→ WHAT THE TASK REQUIRES
Quote, without any change, the line that contains "OCR this image." and all lines that follow it to the end of the data below.

→ TASK DATA
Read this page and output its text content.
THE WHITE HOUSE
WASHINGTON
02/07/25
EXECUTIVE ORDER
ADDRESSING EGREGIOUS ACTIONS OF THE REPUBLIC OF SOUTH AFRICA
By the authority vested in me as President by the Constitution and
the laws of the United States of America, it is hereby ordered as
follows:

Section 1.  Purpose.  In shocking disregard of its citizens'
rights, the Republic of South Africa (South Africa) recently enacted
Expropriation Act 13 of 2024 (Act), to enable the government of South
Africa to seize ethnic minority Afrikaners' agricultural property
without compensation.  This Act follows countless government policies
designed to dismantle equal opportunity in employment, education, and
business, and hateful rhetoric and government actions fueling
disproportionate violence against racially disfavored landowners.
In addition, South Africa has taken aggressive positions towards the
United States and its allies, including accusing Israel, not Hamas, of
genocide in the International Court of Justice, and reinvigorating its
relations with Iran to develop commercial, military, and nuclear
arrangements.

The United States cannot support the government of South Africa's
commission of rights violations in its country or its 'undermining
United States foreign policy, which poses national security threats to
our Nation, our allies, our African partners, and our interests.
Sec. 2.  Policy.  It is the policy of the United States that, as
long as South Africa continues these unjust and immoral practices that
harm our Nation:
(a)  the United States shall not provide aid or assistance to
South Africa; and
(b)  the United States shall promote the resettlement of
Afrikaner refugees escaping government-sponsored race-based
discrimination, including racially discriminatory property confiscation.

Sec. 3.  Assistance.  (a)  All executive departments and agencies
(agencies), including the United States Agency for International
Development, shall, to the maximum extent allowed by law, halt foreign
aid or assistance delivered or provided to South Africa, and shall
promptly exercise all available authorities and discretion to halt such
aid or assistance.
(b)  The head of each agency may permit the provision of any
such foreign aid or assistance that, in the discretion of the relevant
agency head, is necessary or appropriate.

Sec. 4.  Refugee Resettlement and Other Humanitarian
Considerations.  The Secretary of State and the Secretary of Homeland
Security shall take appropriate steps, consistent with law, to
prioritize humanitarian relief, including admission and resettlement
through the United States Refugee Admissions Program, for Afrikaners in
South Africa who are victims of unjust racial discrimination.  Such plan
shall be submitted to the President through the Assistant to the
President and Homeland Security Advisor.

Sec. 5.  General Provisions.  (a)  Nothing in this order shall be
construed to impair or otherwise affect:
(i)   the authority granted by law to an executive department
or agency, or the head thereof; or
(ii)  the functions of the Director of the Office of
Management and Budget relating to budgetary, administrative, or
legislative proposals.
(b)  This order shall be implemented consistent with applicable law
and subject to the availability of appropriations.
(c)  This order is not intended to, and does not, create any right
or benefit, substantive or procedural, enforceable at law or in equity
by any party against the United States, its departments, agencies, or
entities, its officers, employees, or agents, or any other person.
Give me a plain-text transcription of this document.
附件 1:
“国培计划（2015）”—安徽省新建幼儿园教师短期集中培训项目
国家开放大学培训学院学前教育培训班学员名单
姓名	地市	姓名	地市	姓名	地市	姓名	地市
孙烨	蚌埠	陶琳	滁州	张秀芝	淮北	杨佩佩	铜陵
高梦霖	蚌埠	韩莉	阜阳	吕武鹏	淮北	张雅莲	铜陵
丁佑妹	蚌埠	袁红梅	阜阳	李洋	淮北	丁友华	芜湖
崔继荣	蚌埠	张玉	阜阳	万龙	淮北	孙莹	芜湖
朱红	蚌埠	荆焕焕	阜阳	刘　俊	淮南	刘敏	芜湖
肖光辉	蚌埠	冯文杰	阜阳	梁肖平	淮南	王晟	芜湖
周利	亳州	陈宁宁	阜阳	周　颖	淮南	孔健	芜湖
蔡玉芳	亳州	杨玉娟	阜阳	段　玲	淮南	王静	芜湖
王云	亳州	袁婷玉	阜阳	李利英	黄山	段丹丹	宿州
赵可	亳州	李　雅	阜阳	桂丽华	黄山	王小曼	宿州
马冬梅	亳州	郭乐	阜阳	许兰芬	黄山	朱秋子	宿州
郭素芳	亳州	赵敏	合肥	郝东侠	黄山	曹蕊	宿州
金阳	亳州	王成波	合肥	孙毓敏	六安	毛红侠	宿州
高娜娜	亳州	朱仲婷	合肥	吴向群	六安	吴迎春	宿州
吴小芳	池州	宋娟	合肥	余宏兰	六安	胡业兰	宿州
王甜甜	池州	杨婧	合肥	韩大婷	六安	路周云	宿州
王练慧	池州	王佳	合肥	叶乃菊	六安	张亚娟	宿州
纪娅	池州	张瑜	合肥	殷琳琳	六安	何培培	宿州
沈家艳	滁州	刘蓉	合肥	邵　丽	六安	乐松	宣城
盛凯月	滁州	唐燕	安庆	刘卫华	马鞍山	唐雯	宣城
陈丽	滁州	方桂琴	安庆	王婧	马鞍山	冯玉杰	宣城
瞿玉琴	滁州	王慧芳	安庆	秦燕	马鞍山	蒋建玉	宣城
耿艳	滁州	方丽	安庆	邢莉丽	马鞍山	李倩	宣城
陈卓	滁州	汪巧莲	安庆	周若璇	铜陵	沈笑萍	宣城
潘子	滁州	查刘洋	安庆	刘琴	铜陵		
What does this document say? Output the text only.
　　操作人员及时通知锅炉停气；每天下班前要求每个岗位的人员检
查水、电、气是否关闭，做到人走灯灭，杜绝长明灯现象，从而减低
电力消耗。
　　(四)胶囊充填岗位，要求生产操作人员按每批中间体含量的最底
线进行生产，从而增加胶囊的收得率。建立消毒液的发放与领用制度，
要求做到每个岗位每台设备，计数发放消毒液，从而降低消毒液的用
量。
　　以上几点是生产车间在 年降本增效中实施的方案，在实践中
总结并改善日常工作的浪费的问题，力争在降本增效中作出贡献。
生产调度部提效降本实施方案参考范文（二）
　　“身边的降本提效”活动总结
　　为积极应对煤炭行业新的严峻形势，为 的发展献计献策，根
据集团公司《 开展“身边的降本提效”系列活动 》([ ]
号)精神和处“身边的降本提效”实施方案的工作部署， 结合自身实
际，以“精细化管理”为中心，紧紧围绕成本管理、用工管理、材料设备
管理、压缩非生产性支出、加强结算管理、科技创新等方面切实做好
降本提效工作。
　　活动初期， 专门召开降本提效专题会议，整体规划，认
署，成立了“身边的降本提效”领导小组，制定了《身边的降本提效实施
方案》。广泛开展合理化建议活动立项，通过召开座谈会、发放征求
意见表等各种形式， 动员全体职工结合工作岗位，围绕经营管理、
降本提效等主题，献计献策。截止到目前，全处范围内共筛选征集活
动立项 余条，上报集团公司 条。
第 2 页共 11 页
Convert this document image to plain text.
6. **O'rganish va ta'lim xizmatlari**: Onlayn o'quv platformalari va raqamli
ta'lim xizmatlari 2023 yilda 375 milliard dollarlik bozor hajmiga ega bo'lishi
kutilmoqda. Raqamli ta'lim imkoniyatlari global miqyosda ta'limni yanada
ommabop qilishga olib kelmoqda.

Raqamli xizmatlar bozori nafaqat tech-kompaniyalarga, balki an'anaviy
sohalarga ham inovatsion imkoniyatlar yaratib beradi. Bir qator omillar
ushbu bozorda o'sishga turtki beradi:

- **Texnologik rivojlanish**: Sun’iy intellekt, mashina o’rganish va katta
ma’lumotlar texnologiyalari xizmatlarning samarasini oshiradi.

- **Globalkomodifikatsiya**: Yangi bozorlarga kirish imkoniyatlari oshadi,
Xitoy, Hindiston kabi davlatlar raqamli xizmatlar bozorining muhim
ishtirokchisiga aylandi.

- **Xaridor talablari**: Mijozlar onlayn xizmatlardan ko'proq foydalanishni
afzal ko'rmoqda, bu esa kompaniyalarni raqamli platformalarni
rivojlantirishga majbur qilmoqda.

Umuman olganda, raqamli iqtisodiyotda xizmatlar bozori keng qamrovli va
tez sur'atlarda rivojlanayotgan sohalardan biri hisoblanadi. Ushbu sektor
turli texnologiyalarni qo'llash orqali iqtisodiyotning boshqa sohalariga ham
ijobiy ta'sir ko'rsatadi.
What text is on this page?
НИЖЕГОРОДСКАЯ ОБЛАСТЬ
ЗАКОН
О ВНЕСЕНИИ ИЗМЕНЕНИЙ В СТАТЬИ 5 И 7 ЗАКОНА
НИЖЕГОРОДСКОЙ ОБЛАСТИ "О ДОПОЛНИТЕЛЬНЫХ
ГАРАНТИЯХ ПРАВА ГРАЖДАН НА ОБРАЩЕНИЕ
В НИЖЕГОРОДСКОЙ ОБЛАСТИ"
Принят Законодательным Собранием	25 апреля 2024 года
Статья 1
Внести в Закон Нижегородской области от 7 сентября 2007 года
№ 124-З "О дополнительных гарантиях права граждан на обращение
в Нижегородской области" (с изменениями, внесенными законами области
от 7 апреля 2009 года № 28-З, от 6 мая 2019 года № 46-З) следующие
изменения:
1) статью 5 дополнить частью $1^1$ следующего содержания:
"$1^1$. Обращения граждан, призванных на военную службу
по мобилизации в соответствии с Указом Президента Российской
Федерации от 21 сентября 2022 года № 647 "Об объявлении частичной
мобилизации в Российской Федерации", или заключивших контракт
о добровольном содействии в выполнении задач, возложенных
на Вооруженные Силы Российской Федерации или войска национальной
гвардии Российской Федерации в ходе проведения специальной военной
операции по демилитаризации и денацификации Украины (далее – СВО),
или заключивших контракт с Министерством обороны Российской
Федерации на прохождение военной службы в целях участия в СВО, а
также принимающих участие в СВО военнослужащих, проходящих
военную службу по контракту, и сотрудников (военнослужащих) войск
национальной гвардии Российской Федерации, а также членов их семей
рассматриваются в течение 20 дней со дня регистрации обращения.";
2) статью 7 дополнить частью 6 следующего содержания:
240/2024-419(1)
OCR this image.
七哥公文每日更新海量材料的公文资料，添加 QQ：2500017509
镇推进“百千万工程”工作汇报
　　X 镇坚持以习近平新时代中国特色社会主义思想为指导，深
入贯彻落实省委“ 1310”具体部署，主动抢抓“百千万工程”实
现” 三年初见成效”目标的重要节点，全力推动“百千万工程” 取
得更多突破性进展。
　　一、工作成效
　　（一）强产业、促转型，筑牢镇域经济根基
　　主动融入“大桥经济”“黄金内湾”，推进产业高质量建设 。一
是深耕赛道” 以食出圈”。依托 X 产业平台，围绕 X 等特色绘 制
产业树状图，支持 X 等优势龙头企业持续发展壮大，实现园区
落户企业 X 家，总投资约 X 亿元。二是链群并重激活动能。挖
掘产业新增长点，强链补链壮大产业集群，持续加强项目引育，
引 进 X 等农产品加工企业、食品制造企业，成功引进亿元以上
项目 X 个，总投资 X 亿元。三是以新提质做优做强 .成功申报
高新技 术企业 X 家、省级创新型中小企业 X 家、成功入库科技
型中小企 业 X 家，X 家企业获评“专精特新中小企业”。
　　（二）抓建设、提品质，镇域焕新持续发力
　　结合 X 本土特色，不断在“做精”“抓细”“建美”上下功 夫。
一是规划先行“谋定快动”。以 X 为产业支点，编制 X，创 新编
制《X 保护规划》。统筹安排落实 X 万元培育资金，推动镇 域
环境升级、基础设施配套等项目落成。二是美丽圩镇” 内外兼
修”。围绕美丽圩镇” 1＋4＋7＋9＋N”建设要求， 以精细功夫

→ TASK SOLUTION
OCR this image.
七哥公文每日更新海量材料的公文资料，添加 QQ：2500017509
镇推进“百千万工程”工作汇报
　　X 镇坚持以习近平新时代中国特色社会主义思想为指导，深
入贯彻落实省委“ 1310”具体部署，主动抢抓“百千万工程”实
现” 三年初见成效”目标的重要节点，全力推动“百千万工程” 取
得更多突破性进展。
　　一、工作成效
　　（一）强产业、促转型，筑牢镇域经济根基
　　主动融入“大桥经济”“黄金内湾”，推进产业高质量建设 。一
是深耕赛道” 以食出圈”。依托 X 产业平台，围绕 X 等特色绘 制
产业树状图，支持 X 等优势龙头企业持续发展壮大，实现园区
落户企业 X 家，总投资约 X 亿元。二是链群并重激活动能。挖
掘产业新增长点，强链补链壮大产业集群，持续加强项目引育，
引 进 X 等农产品加工企业、食品制造企业，成功引进亿元以上
项目 X 个，总投资 X 亿元。三是以新提质做优做强 .成功申报
高新技 术企业 X 家、省级创新型中小企业 X 家、成功入库科技
型中小企 业 X 家，X 家企业获评“专精特新中小企业”。
　　（二）抓建设、提品质，镇域焕新持续发力
　　结合 X 本土特色，不断在“做精”“抓细”“建美”上下功 夫。
一是规划先行“谋定快动”。以 X 为产业支点，编制 X，创 新编
制《X 保护规划》。统筹安排落实 X 万元培育资金，推动镇 域
环境升级、基础设施配套等项目落成。二是美丽圩镇” 内外兼
修”。围绕美丽圩镇” 1＋4＋7＋9＋N”建设要求， 以精细功夫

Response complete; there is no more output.